(Aim of the exercise): Copy out each line of the entries below in which the string "ταραξις" appears.

(Task material):
-- Opening Marker --

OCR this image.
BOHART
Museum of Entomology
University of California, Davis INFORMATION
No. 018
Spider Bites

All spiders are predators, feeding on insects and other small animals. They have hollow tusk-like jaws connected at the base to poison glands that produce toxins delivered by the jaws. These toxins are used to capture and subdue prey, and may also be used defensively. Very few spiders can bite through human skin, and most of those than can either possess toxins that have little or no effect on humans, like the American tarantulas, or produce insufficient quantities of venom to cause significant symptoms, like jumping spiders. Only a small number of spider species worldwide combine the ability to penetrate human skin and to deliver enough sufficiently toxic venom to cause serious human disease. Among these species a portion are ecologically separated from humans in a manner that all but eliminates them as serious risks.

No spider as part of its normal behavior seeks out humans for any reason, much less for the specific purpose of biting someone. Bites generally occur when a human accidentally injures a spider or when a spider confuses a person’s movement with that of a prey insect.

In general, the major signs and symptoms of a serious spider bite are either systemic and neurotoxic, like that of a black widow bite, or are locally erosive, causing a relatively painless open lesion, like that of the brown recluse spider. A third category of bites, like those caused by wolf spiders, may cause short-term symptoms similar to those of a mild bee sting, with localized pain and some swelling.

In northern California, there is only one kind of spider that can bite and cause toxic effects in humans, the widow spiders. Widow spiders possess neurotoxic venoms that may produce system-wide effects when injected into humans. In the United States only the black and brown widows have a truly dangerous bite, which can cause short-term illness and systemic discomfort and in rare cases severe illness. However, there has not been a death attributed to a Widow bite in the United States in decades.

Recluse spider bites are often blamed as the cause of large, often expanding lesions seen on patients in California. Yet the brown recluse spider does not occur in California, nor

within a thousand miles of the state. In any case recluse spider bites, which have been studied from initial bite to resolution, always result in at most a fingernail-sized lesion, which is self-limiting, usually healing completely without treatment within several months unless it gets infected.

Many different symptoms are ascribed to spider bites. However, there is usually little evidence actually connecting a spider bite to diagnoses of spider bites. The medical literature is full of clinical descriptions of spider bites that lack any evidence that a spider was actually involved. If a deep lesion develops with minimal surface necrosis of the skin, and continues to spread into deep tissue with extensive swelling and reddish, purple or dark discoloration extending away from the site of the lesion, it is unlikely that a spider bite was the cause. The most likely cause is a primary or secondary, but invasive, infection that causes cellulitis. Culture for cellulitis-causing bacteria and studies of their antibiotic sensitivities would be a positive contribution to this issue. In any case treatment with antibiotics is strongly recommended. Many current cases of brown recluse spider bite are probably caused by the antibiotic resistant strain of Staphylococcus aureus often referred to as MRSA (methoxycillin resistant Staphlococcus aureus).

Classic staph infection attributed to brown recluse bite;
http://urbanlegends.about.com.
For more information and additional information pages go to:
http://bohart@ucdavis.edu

-- Closing Marker --
-- Opening Marker --

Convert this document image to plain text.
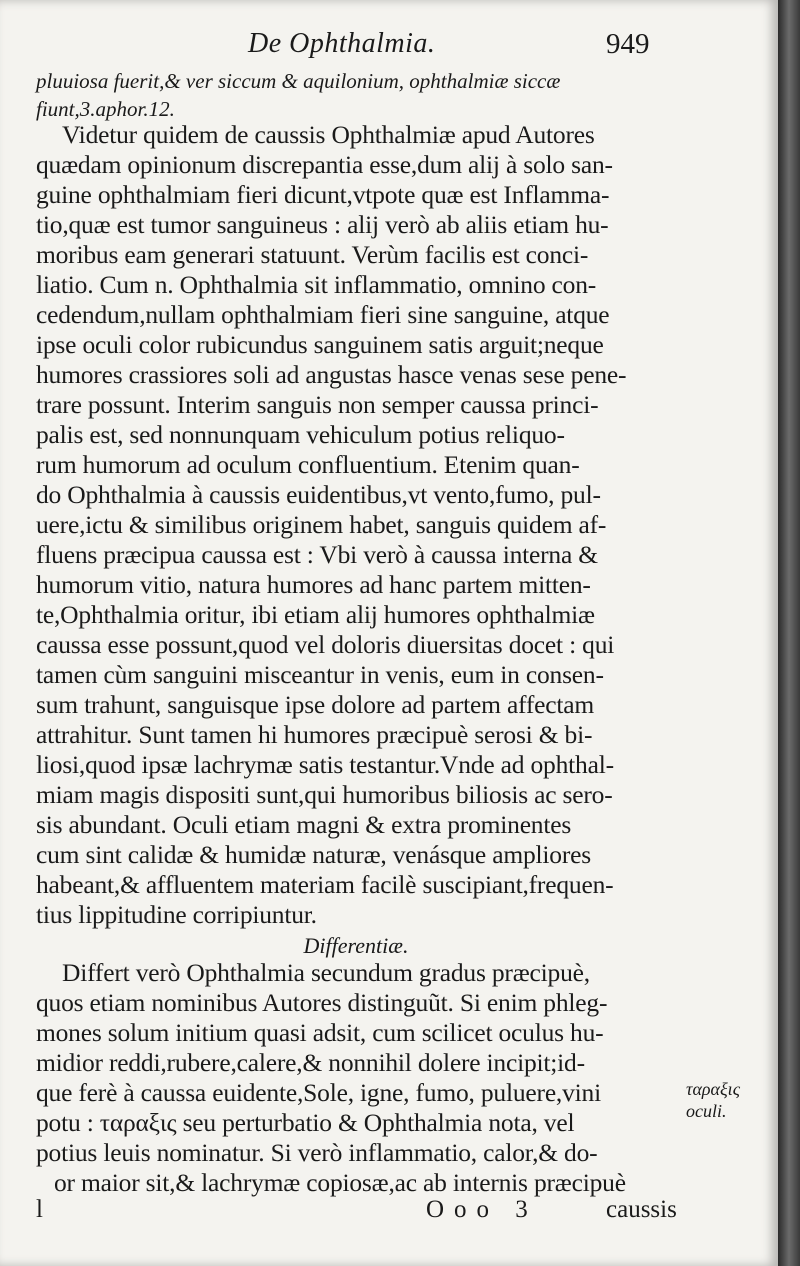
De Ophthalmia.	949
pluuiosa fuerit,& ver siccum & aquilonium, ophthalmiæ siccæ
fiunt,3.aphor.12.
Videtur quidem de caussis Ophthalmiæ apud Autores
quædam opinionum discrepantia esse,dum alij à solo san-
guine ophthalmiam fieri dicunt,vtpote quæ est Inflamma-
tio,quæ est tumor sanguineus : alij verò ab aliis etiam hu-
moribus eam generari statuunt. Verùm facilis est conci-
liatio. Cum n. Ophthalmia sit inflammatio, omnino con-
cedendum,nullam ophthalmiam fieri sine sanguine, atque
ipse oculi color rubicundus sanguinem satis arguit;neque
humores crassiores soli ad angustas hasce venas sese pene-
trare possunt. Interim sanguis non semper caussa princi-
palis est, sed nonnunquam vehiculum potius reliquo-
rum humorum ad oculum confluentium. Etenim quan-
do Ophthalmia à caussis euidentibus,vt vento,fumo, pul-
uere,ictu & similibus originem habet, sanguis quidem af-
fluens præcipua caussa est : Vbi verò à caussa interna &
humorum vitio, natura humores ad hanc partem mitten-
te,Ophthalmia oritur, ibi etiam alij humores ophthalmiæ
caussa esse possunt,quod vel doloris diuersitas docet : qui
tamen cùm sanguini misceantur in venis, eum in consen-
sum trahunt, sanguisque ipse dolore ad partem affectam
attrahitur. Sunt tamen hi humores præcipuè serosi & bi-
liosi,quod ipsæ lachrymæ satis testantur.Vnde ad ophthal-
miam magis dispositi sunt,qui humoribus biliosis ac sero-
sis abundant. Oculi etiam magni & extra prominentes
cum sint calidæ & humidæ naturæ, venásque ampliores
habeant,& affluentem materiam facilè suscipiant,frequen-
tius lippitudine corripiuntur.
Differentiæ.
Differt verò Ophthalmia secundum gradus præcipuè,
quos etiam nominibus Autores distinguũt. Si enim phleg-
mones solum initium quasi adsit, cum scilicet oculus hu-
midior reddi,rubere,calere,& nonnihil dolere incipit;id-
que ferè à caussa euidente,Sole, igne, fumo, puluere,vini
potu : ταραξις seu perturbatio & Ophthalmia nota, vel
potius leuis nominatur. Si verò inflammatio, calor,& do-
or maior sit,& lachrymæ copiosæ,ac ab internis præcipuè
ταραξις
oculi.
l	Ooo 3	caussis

-- Closing Marker --
-- Opening Marker --

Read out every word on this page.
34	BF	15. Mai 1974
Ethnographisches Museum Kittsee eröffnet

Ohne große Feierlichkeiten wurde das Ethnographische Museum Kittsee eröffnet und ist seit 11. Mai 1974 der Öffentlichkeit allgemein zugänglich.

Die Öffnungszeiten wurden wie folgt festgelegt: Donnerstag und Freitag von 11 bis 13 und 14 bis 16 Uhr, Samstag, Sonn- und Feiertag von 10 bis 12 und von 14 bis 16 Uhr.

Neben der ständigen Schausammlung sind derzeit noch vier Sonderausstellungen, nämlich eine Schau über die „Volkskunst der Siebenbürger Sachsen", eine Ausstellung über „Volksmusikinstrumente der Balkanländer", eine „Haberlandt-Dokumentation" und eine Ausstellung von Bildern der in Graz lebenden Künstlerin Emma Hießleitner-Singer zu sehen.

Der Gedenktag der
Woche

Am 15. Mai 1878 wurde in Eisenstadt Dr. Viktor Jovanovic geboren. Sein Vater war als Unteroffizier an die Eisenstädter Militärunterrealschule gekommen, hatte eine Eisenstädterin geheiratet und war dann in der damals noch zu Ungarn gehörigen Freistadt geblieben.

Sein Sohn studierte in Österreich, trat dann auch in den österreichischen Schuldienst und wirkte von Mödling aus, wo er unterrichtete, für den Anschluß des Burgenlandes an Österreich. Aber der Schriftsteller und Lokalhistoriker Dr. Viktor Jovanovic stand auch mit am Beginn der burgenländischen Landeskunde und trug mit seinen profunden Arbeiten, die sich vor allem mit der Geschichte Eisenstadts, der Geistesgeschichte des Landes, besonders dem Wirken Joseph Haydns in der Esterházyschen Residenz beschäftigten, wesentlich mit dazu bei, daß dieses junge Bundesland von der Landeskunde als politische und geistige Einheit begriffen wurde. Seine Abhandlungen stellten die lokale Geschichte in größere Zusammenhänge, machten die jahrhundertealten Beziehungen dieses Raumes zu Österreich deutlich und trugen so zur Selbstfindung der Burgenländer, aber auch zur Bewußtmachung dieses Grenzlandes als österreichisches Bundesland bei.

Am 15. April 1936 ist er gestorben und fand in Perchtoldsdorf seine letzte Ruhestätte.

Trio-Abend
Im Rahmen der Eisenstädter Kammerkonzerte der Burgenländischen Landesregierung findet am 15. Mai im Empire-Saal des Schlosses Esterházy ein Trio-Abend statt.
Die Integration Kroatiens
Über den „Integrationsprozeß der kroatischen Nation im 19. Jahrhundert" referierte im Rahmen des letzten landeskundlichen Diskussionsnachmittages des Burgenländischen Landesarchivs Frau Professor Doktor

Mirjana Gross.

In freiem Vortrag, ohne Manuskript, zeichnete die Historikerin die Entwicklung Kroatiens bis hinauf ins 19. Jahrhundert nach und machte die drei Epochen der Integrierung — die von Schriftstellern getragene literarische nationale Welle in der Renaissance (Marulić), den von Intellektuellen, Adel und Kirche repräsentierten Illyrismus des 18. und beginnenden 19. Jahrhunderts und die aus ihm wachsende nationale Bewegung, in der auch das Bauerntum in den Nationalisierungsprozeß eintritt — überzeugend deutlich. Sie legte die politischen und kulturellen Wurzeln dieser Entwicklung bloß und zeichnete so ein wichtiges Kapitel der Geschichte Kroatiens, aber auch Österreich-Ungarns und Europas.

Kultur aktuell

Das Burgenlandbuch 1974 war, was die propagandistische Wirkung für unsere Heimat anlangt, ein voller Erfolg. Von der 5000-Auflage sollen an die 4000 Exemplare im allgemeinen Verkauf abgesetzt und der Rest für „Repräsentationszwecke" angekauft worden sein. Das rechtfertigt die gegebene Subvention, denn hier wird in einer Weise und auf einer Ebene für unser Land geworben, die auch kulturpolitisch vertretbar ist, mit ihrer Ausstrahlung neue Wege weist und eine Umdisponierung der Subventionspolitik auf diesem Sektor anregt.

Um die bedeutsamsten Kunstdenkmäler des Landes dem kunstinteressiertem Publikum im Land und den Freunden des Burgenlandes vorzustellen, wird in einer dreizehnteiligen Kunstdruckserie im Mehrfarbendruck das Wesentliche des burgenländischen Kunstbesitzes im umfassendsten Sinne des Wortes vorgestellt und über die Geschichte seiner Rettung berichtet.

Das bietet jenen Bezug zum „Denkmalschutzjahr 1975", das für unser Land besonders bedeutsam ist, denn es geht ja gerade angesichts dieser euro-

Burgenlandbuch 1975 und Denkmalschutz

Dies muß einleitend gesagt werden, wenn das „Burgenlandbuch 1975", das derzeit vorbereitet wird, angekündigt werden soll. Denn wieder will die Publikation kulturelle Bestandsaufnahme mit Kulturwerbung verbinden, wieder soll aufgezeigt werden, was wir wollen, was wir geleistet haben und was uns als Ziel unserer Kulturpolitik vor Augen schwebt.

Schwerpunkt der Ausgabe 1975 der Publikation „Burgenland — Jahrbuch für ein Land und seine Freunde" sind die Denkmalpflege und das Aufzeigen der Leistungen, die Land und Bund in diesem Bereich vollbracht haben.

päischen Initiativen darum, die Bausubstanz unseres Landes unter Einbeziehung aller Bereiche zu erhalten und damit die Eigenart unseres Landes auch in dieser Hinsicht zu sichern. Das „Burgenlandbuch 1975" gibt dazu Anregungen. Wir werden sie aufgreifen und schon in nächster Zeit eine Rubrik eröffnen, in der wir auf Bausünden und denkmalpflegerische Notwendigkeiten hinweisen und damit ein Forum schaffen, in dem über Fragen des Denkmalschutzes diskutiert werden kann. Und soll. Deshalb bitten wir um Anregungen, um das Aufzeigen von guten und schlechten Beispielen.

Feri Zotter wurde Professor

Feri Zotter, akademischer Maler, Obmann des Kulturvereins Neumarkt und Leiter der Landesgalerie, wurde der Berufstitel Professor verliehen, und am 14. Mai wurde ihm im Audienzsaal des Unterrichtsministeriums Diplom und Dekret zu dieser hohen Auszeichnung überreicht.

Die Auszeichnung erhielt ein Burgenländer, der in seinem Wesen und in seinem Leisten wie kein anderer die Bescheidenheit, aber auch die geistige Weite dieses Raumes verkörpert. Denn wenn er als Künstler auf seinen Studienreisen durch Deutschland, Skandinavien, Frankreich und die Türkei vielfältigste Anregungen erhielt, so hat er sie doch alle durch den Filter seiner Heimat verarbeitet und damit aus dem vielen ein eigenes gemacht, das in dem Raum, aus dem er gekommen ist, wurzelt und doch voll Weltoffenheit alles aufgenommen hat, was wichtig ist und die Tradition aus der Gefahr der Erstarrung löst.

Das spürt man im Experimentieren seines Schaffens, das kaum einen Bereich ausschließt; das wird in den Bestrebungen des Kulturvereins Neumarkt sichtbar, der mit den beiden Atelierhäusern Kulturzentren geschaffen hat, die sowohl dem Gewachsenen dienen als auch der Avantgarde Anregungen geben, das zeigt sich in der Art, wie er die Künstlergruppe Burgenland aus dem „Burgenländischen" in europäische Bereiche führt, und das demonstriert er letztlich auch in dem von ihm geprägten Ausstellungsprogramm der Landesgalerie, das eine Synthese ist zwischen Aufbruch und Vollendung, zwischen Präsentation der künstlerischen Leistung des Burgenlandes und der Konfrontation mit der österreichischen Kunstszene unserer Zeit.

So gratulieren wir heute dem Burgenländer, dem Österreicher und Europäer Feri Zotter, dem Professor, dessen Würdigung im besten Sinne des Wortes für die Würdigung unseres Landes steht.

-- Closing Marker --

(Worked solution):
potu : ταραξις seu perturbatio & Ophthalmia nota, vel
ταραξις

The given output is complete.